DATASET ENTRIES start
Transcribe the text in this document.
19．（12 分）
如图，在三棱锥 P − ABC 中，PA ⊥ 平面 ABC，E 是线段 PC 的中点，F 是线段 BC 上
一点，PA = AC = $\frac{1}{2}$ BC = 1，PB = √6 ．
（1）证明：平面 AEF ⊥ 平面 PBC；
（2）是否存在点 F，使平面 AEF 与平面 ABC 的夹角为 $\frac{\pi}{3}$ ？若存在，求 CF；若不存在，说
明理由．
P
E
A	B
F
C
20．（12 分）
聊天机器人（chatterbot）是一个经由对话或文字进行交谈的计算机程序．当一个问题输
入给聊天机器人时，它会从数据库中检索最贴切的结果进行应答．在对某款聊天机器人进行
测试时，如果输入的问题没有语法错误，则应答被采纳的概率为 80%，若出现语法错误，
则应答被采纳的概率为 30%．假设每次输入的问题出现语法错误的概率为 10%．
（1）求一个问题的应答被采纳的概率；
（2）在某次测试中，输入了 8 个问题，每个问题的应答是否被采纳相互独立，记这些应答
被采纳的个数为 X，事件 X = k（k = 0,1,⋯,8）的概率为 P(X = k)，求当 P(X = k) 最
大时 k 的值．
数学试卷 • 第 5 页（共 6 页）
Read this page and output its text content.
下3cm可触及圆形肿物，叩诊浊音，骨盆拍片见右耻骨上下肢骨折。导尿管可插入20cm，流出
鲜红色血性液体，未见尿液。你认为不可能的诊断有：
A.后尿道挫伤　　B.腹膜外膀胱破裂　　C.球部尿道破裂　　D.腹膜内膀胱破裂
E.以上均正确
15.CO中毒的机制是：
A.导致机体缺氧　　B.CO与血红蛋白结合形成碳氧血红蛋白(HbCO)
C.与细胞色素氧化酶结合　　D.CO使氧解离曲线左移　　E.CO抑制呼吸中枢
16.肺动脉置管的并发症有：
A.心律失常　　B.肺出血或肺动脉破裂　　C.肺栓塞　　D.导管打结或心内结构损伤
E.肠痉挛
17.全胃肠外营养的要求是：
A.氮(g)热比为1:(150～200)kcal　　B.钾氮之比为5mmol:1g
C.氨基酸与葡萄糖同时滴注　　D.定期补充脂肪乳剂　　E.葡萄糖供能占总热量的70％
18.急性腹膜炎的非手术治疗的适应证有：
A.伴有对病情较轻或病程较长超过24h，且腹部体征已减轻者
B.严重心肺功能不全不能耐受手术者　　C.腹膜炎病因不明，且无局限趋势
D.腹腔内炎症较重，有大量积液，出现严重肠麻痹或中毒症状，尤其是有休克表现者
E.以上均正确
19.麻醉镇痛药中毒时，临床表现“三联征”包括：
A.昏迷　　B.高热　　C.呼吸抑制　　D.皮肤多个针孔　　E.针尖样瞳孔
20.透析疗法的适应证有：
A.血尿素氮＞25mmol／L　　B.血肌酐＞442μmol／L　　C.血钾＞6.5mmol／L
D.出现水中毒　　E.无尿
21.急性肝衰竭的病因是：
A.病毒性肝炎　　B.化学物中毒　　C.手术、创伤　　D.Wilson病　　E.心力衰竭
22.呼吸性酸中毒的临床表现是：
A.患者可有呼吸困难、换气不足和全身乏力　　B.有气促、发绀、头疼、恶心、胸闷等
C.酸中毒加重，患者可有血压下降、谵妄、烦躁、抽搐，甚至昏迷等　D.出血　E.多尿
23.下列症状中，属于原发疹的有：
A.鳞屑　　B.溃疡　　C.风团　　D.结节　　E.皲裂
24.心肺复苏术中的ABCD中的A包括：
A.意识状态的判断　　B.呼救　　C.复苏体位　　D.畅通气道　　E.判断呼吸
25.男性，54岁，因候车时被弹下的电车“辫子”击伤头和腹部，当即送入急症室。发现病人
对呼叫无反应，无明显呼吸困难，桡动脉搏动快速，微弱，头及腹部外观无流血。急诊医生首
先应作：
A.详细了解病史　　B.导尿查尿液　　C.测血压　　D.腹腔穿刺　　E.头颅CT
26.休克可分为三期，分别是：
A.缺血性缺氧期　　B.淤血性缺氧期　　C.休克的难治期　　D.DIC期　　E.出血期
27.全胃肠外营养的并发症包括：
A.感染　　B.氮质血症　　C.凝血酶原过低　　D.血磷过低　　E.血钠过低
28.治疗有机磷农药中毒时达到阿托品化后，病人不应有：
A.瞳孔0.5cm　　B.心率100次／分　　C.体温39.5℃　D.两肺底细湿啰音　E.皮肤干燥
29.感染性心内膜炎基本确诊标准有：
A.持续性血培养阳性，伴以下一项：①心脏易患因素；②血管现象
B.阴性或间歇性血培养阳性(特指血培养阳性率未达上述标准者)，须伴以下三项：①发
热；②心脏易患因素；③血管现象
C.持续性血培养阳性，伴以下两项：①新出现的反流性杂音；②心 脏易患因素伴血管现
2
DATASET ENTRIES end
> **EXERCISE GOAL**
Transcribe the data. Leave every line exactly as it is.

> **THE RESULT**
Transcribe the text in this document.
19．（12 分）
如图，在三棱锥 P − ABC 中，PA ⊥ 平面 ABC，E 是线段 PC 的中点，F 是线段 BC 上
一点，PA = AC = $\frac{1}{2}$ BC = 1，PB = √6 ．
（1）证明：平面 AEF ⊥ 平面 PBC；
（2）是否存在点 F，使平面 AEF 与平面 ABC 的夹角为 $\frac{\pi}{3}$ ？若存在，求 CF；若不存在，说
明理由．
P
E
A	B
F
C
20．（12 分）
聊天机器人（chatterbot）是一个经由对话或文字进行交谈的计算机程序．当一个问题输
入给聊天机器人时，它会从数据库中检索最贴切的结果进行应答．在对某款聊天机器人进行
测试时，如果输入的问题没有语法错误，则应答被采纳的概率为 80%，若出现语法错误，
则应答被采纳的概率为 30%．假设每次输入的问题出现语法错误的概率为 10%．
（1）求一个问题的应答被采纳的概率；
（2）在某次测试中，输入了 8 个问题，每个问题的应答是否被采纳相互独立，记这些应答
被采纳的个数为 X，事件 X = k（k = 0,1,⋯,8）的概率为 P(X = k)，求当 P(X = k) 最
大时 k 的值．
数学试卷 • 第 5 页（共 6 页）
Read this page and output its text content.
下3cm可触及圆形肿物，叩诊浊音，骨盆拍片见右耻骨上下肢骨折。导尿管可插入20cm，流出
鲜红色血性液体，未见尿液。你认为不可能的诊断有：
A.后尿道挫伤　　B.腹膜外膀胱破裂　　C.球部尿道破裂　　D.腹膜内膀胱破裂
E.以上均正确
15.CO中毒的机制是：
A.导致机体缺氧　　B.CO与血红蛋白结合形成碳氧血红蛋白(HbCO)
C.与细胞色素氧化酶结合　　D.CO使氧解离曲线左移　　E.CO抑制呼吸中枢
16.肺动脉置管的并发症有：
A.心律失常　　B.肺出血或肺动脉破裂　　C.肺栓塞　　D.导管打结或心内结构损伤
E.肠痉挛
17.全胃肠外营养的要求是：
A.氮(g)热比为1:(150～200)kcal　　B.钾氮之比为5mmol:1g
C.氨基酸与葡萄糖同时滴注　　D.定期补充脂肪乳剂　　E.葡萄糖供能占总热量的70％
18.急性腹膜炎的非手术治疗的适应证有：
A.伴有对病情较轻或病程较长超过24h，且腹部体征已减轻者
B.严重心肺功能不全不能耐受手术者　　C.腹膜炎病因不明，且无局限趋势
D.腹腔内炎症较重，有大量积液，出现严重肠麻痹或中毒症状，尤其是有休克表现者
E.以上均正确
19.麻醉镇痛药中毒时，临床表现“三联征”包括：
A.昏迷　　B.高热　　C.呼吸抑制　　D.皮肤多个针孔　　E.针尖样瞳孔
20.透析疗法的适应证有：
A.血尿素氮＞25mmol／L　　B.血肌酐＞442μmol／L　　C.血钾＞6.5mmol／L
D.出现水中毒　　E.无尿
21.急性肝衰竭的病因是：
A.病毒性肝炎　　B.化学物中毒　　C.手术、创伤　　D.Wilson病　　E.心力衰竭
22.呼吸性酸中毒的临床表现是：
A.患者可有呼吸困难、换气不足和全身乏力　　B.有气促、发绀、头疼、恶心、胸闷等
C.酸中毒加重，患者可有血压下降、谵妄、烦躁、抽搐，甚至昏迷等　D.出血　E.多尿
23.下列症状中，属于原发疹的有：
A.鳞屑　　B.溃疡　　C.风团　　D.结节　　E.皲裂
24.心肺复苏术中的ABCD中的A包括：
A.意识状态的判断　　B.呼救　　C.复苏体位　　D.畅通气道　　E.判断呼吸
25.男性，54岁，因候车时被弹下的电车“辫子”击伤头和腹部，当即送入急症室。发现病人
对呼叫无反应，无明显呼吸困难，桡动脉搏动快速，微弱，头及腹部外观无流血。急诊医生首
先应作：
A.详细了解病史　　B.导尿查尿液　　C.测血压　　D.腹腔穿刺　　E.头颅CT
26.休克可分为三期，分别是：
A.缺血性缺氧期　　B.淤血性缺氧期　　C.休克的难治期　　D.DIC期　　E.出血期
27.全胃肠外营养的并发症包括：
A.感染　　B.氮质血症　　C.凝血酶原过低　　D.血磷过低　　E.血钠过低
28.治疗有机磷农药中毒时达到阿托品化后，病人不应有：
A.瞳孔0.5cm　　B.心率100次／分　　C.体温39.5℃　D.两肺底细湿啰音　E.皮肤干燥
29.感染性心内膜炎基本确诊标准有：
A.持续性血培养阳性，伴以下一项：①心脏易患因素；②血管现象
B.阴性或间歇性血培养阳性(特指血培养阳性率未达上述标准者)，须伴以下三项：①发
热；②心脏易患因素；③血管现象
C.持续性血培养阳性，伴以下两项：①新出现的反流性杂音；②心 脏易患因素伴血管现
2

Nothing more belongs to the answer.